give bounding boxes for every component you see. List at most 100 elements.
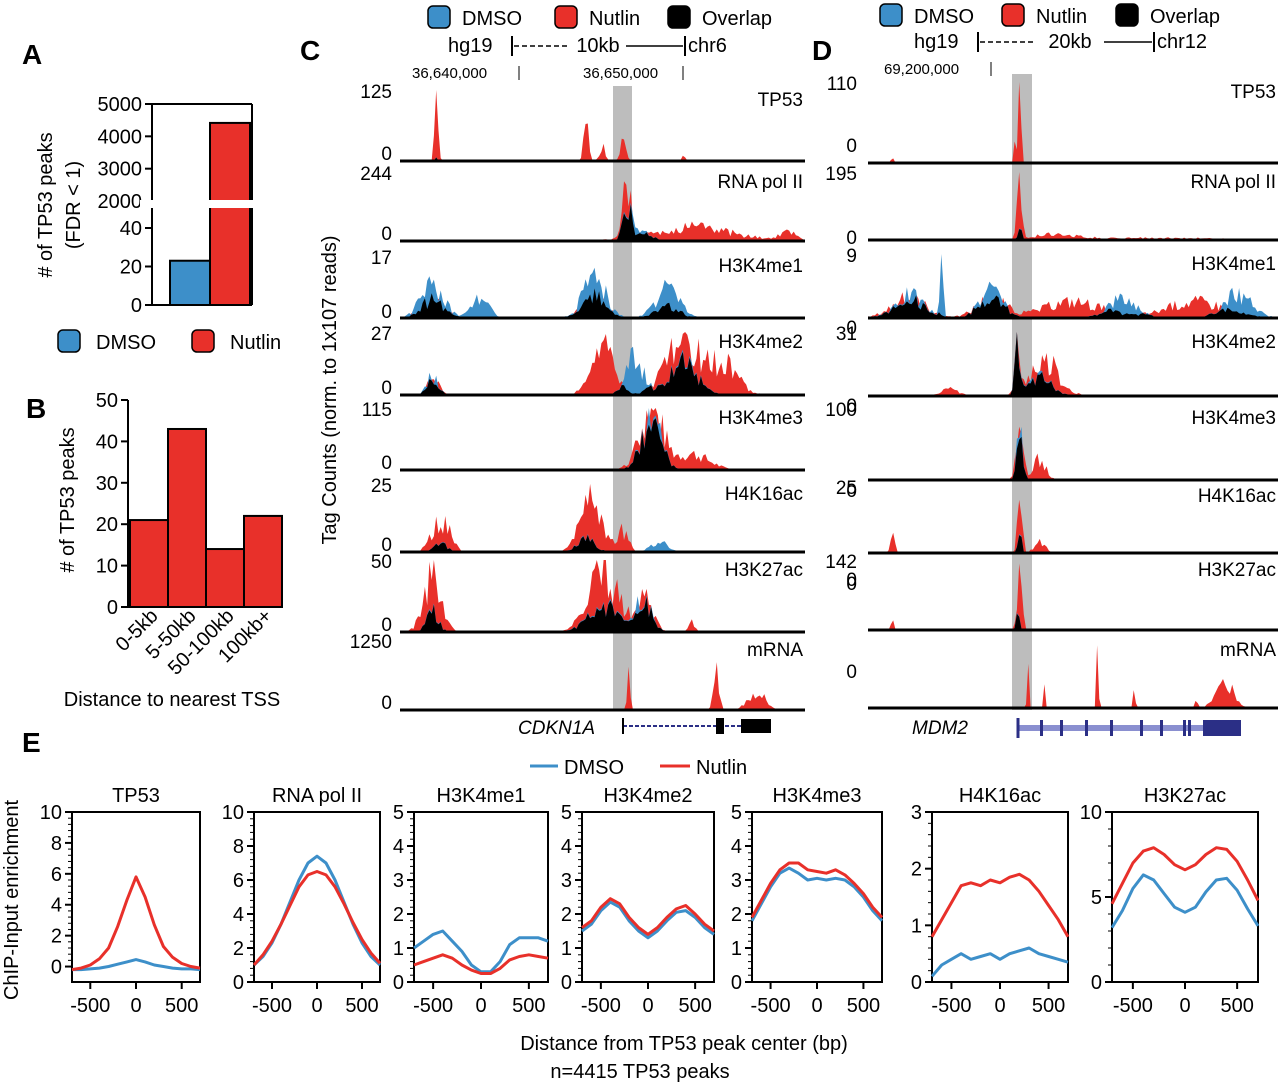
y-tick-label: 2 xyxy=(393,904,404,926)
legend-dmso-label: DMSO xyxy=(564,757,624,779)
track-1-overlap-signal xyxy=(400,204,805,241)
legend-nutlin-label: Nutlin xyxy=(1036,6,1087,28)
y-tick-label: 40 xyxy=(96,431,118,453)
track-name: mRNA xyxy=(1220,640,1276,661)
y-tick-label: 10 xyxy=(1080,802,1102,824)
y-tick-label: 1 xyxy=(561,938,572,960)
y-tick-label: 3 xyxy=(731,870,742,892)
coordinate-label: 69,200,000 xyxy=(884,61,959,78)
y-axis-label: ChIP-Input enrichment xyxy=(1,800,23,1001)
series-dmso-line xyxy=(1110,873,1260,929)
y-tick-label: 4 xyxy=(731,836,742,858)
bar-dmso xyxy=(169,259,211,307)
series-dmso-line xyxy=(413,929,549,974)
track-7-nutlin-signal xyxy=(400,662,805,710)
gene-exon xyxy=(1183,720,1186,736)
track-min-label: 0 xyxy=(381,224,392,245)
track-1-nutlin-signal xyxy=(400,181,805,241)
legend-nutlin-label: Nutlin xyxy=(589,8,640,30)
series-nutlin-line xyxy=(71,875,201,972)
track-min-label: 0 xyxy=(846,481,857,502)
track-name: H3K4me3 xyxy=(1192,408,1277,429)
legend-dmso-label: DMSO xyxy=(914,6,974,28)
y-tick-label: 5000 xyxy=(98,94,143,116)
coordinate-label: 36,640,000 xyxy=(412,65,487,82)
track-min-label: 0 xyxy=(381,453,392,474)
track-6-overlap-signal xyxy=(868,613,1278,630)
track-0-nutlin-signal xyxy=(400,90,805,161)
track-name: H3K27ac xyxy=(1198,560,1276,581)
y-tick-label: 20 xyxy=(96,514,118,536)
plot-frame xyxy=(71,811,201,983)
plot-title: RNA pol II xyxy=(272,785,362,807)
track-min-label: 0 xyxy=(381,378,392,399)
plot-title: H3K4me1 xyxy=(437,785,526,807)
y-tick-label: 6 xyxy=(233,870,244,892)
gene-exon xyxy=(741,719,771,733)
x-tick-label: 500 xyxy=(1220,995,1253,1017)
track-3-overlap-signal xyxy=(400,351,805,395)
track-min-label: 0 xyxy=(846,136,857,157)
y-tick-label: 5 xyxy=(731,802,742,824)
legend-nutlin-swatch xyxy=(1001,3,1025,27)
sample-count-note: n=4415 TP53 peaks xyxy=(550,1061,729,1083)
plot-title: H4K16ac xyxy=(959,785,1041,807)
panel-label-c: C xyxy=(300,35,320,66)
track-4-overlap-signal xyxy=(868,436,1278,480)
legend-nutlin-swatch xyxy=(554,5,578,29)
plot-title: TP53 xyxy=(112,785,160,807)
y-tick-label: 0 xyxy=(911,972,922,994)
x-tick-label: 0 xyxy=(130,995,141,1017)
y-tick-label: 5 xyxy=(393,802,404,824)
y-axis-label: # of TP53 peaks xyxy=(35,132,57,277)
y-tick-label: 10 xyxy=(222,802,244,824)
track-min-label: 0 xyxy=(846,662,857,683)
y-tick-label: 4 xyxy=(233,904,244,926)
track-5-overlap-signal xyxy=(868,535,1278,553)
bar-0-5kb xyxy=(129,519,169,608)
y-tick-label: 0 xyxy=(1091,972,1102,994)
plot-title: H3K4me2 xyxy=(604,785,693,807)
x-tick-label: -500 xyxy=(70,995,110,1017)
panel-label-d: D xyxy=(812,35,832,66)
x-tick-label: 0 xyxy=(475,995,486,1017)
x-tick-label: 0 xyxy=(642,995,653,1017)
x-tick-label: 500 xyxy=(345,995,378,1017)
gene-label: MDM2 xyxy=(912,718,968,739)
track-max-label: 115 xyxy=(362,400,392,421)
x-tick-label: 0 xyxy=(1179,995,1190,1017)
track-4-dmso-signal xyxy=(868,426,1278,480)
track-min-label: 0 xyxy=(381,615,392,636)
track-max-label: 195 xyxy=(825,164,857,185)
genome-build: hg19 xyxy=(448,35,493,57)
track-min-label: 0 xyxy=(381,693,392,714)
y-tick-label: 6 xyxy=(51,864,62,886)
track-max-label: 244 xyxy=(360,164,392,185)
track-max-label: 25 xyxy=(371,476,392,497)
gene-label: CDKN1A xyxy=(518,718,595,739)
track-min-label: 0 xyxy=(846,574,857,595)
track-5-nutlin-signal xyxy=(868,499,1278,553)
x-tick-label: -500 xyxy=(252,995,292,1017)
panel-a-bar-chart: 0 20 40 2000 3000 4000 5000 # of TP53 peaks (FDR… xyxy=(35,94,281,354)
track-min-label: 0 xyxy=(846,396,857,417)
plot-frame xyxy=(1111,811,1259,983)
bar-5-50kb xyxy=(167,427,207,609)
chromosome: chr12 xyxy=(1157,31,1207,53)
y-tick-label: 0 xyxy=(51,957,62,979)
bar-100kb+ xyxy=(243,514,283,608)
y-tick-label: 10 xyxy=(96,556,118,578)
track-name: H3K4me2 xyxy=(719,332,804,353)
x-tick-label: 500 xyxy=(1032,995,1065,1017)
panel-c-genome-tracks: DMSO Nutlin Overlap hg19 10kb chr6 36,640,000 3… xyxy=(319,5,805,739)
y-tick-label: 2 xyxy=(911,859,922,881)
track-1-dmso-signal xyxy=(400,202,805,241)
bar-nutlin xyxy=(209,121,251,307)
x-axis-label: Distance from TP53 peak center (bp) xyxy=(520,1033,848,1055)
y-tick-label: 0 xyxy=(131,295,142,317)
panel-label-b: B xyxy=(26,393,46,424)
y-tick-label: 4 xyxy=(561,836,572,858)
track-7-nutlin-signal xyxy=(868,645,1278,708)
= = = =
Task statement — Looking at the entries above, work out how many lines contain "swatch", then reply with that number and no other words.

Solution to this exercise — 2